___ INFORMATION SHOWN ___
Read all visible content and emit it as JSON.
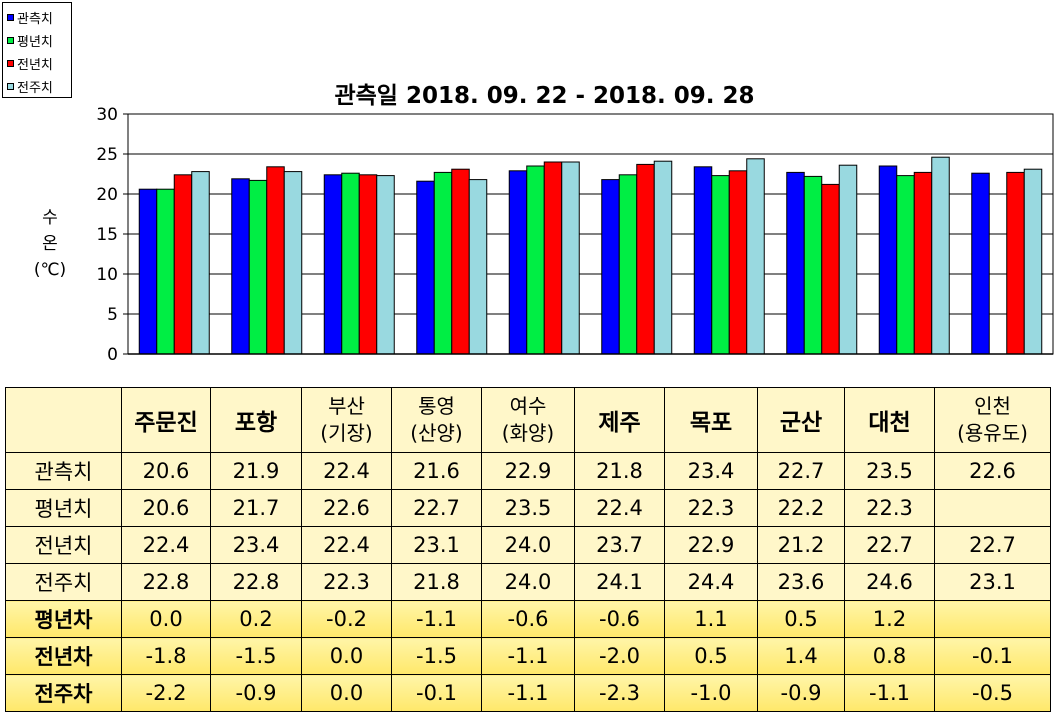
{
  "chart_data": {
    "type": "bar",
    "title": "관측일 2018. 09. 22 - 2018. 09. 28",
    "ylabel": [
      "수",
      "온",
      "(℃)"
    ],
    "ylim": [
      0,
      30
    ],
    "yticks": [
      "0",
      "5",
      "10",
      "15",
      "20",
      "25",
      "30"
    ],
    "grid": "horizontal",
    "legend_position": "top-left",
    "categories": [
      "주문진",
      "포항",
      "부산",
      "통영",
      "여수",
      "제주",
      "목포",
      "군산",
      "대천",
      "인천"
    ],
    "series": [
      {
        "name": "관측치",
        "color": "#0000ff",
        "values": [
          20.6,
          21.9,
          22.4,
          21.6,
          22.9,
          21.8,
          23.4,
          22.7,
          23.5,
          22.6
        ]
      },
      {
        "name": "평년치",
        "color": "#00ee44",
        "values": [
          20.6,
          21.7,
          22.6,
          22.7,
          23.5,
          22.4,
          22.3,
          22.2,
          22.3,
          null
        ]
      },
      {
        "name": "전년치",
        "color": "#ff0000",
        "values": [
          22.4,
          23.4,
          22.4,
          23.1,
          24.0,
          23.7,
          22.9,
          21.2,
          22.7,
          22.7
        ]
      },
      {
        "name": "전주치",
        "color": "#99d9e0",
        "values": [
          22.8,
          22.8,
          22.3,
          21.8,
          24.0,
          24.1,
          24.4,
          23.6,
          24.6,
          23.1
        ]
      }
    ]
  },
  "legend": [
    {
      "label": "관측치",
      "color": "#0000ff"
    },
    {
      "label": "평년치",
      "color": "#00ee44"
    },
    {
      "label": "전년치",
      "color": "#ff0000"
    },
    {
      "label": "전주치",
      "color": "#99d9e0"
    }
  ],
  "table": {
    "stations": [
      [
        "주문진"
      ],
      [
        "포항"
      ],
      [
        "부산",
        "(기장)"
      ],
      [
        "통영",
        "(산양)"
      ],
      [
        "여수",
        "(화양)"
      ],
      [
        "제주"
      ],
      [
        "목포"
      ],
      [
        "군산"
      ],
      [
        "대천"
      ],
      [
        "인천",
        "(용유도)"
      ]
    ],
    "rows": [
      {
        "label": "관측치",
        "diff": false,
        "values": [
          "20.6",
          "21.9",
          "22.4",
          "21.6",
          "22.9",
          "21.8",
          "23.4",
          "22.7",
          "23.5",
          "22.6"
        ]
      },
      {
        "label": "평년치",
        "diff": false,
        "values": [
          "20.6",
          "21.7",
          "22.6",
          "22.7",
          "23.5",
          "22.4",
          "22.3",
          "22.2",
          "22.3",
          ""
        ]
      },
      {
        "label": "전년치",
        "diff": false,
        "values": [
          "22.4",
          "23.4",
          "22.4",
          "23.1",
          "24.0",
          "23.7",
          "22.9",
          "21.2",
          "22.7",
          "22.7"
        ]
      },
      {
        "label": "전주치",
        "diff": false,
        "values": [
          "22.8",
          "22.8",
          "22.3",
          "21.8",
          "24.0",
          "24.1",
          "24.4",
          "23.6",
          "24.6",
          "23.1"
        ]
      },
      {
        "label": "평년차",
        "diff": true,
        "values": [
          "0.0",
          "0.2",
          "-0.2",
          "-1.1",
          "-0.6",
          "-0.6",
          "1.1",
          "0.5",
          "1.2",
          ""
        ]
      },
      {
        "label": "전년차",
        "diff": true,
        "values": [
          "-1.8",
          "-1.5",
          "0.0",
          "-1.5",
          "-1.1",
          "-2.0",
          "0.5",
          "1.4",
          "0.8",
          "-0.1"
        ]
      },
      {
        "label": "전주차",
        "diff": true,
        "values": [
          "-2.2",
          "-0.9",
          "0.0",
          "-0.1",
          "-1.1",
          "-2.3",
          "-1.0",
          "-0.9",
          "-1.1",
          "-0.5"
        ]
      }
    ]
  }
}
___
TASK STATEMENT
Print all of the entries word for word. Skip any images they contain.

FINISHED ANSWER
Read all visible content and emit it as JSON.
{
  "chart_data": {
    "type": "bar",
    "title": "관측일 2018. 09. 22 - 2018. 09. 28",
    "ylabel": [
      "수",
      "온",
      "(℃)"
    ],
    "ylim": [
      0,
      30
    ],
    "yticks": [
      "0",
      "5",
      "10",
      "15",
      "20",
      "25",
      "30"
    ],
    "grid": "horizontal",
    "legend_position": "top-left",
    "categories": [
      "주문진",
      "포항",
      "부산",
      "통영",
      "여수",
      "제주",
      "목포",
      "군산",
      "대천",
      "인천"
    ],
    "series": [
      {
        "name": "관측치",
        "color": "#0000ff",
        "values": [
          20.6,
          21.9,
          22.4,
          21.6,
          22.9,
          21.8,
          23.4,
          22.7,
          23.5,
          22.6
        ]
      },
      {
        "name": "평년치",
        "color": "#00ee44",
        "values": [
          20.6,
          21.7,
          22.6,
          22.7,
          23.5,
          22.4,
          22.3,
          22.2,
          22.3,
          null
        ]
      },
      {
        "name": "전년치",
        "color": "#ff0000",
        "values": [
          22.4,
          23.4,
          22.4,
          23.1,
          24.0,
          23.7,
          22.9,
          21.2,
          22.7,
          22.7
        ]
      },
      {
        "name": "전주치",
        "color": "#99d9e0",
        "values": [
          22.8,
          22.8,
          22.3,
          21.8,
          24.0,
          24.1,
          24.4,
          23.6,
          24.6,
          23.1
        ]
      }
    ]
  },
  "legend": [
    {
      "label": "관측치",
      "color": "#0000ff"
    },
    {
      "label": "평년치",
      "color": "#00ee44"
    },
    {
      "label": "전년치",
      "color": "#ff0000"
    },
    {
      "label": "전주치",
      "color": "#99d9e0"
    }
  ],
  "table": {
    "stations": [
      [
        "주문진"
      ],
      [
        "포항"
      ],
      [
        "부산",
        "(기장)"
      ],
      [
        "통영",
        "(산양)"
      ],
      [
        "여수",
        "(화양)"
      ],
      [
        "제주"
      ],
      [
        "목포"
      ],
      [
        "군산"
      ],
      [
        "대천"
      ],
      [
        "인천",
        "(용유도)"
      ]
    ],
    "rows": [
      {
        "label": "관측치",
        "diff": false,
        "values": [
          "20.6",
          "21.9",
          "22.4",
          "21.6",
          "22.9",
          "21.8",
          "23.4",
          "22.7",
          "23.5",
          "22.6"
        ]
      },
      {
        "label": "평년치",
        "diff": false,
        "values": [
          "20.6",
          "21.7",
          "22.6",
          "22.7",
          "23.5",
          "22.4",
          "22.3",
          "22.2",
          "22.3",
          ""
        ]
      },
      {
        "label": "전년치",
        "diff": false,
        "values": [
          "22.4",
          "23.4",
          "22.4",
          "23.1",
          "24.0",
          "23.7",
          "22.9",
          "21.2",
          "22.7",
          "22.7"
        ]
      },
      {
        "label": "전주치",
        "diff": false,
        "values": [
          "22.8",
          "22.8",
          "22.3",
          "21.8",
          "24.0",
          "24.1",
          "24.4",
          "23.6",
          "24.6",
          "23.1"
        ]
      },
      {
        "label": "평년차",
        "diff": true,
        "values": [
          "0.0",
          "0.2",
          "-0.2",
          "-1.1",
          "-0.6",
          "-0.6",
          "1.1",
          "0.5",
          "1.2",
          ""
        ]
      },
      {
        "label": "전년차",
        "diff": true,
        "values": [
          "-1.8",
          "-1.5",
          "0.0",
          "-1.5",
          "-1.1",
          "-2.0",
          "0.5",
          "1.4",
          "0.8",
          "-0.1"
        ]
      },
      {
        "label": "전주차",
        "diff": true,
        "values": [
          "-2.2",
          "-0.9",
          "0.0",
          "-0.1",
          "-1.1",
          "-2.3",
          "-1.0",
          "-0.9",
          "-1.1",
          "-0.5"
        ]
      }
    ]
  }
}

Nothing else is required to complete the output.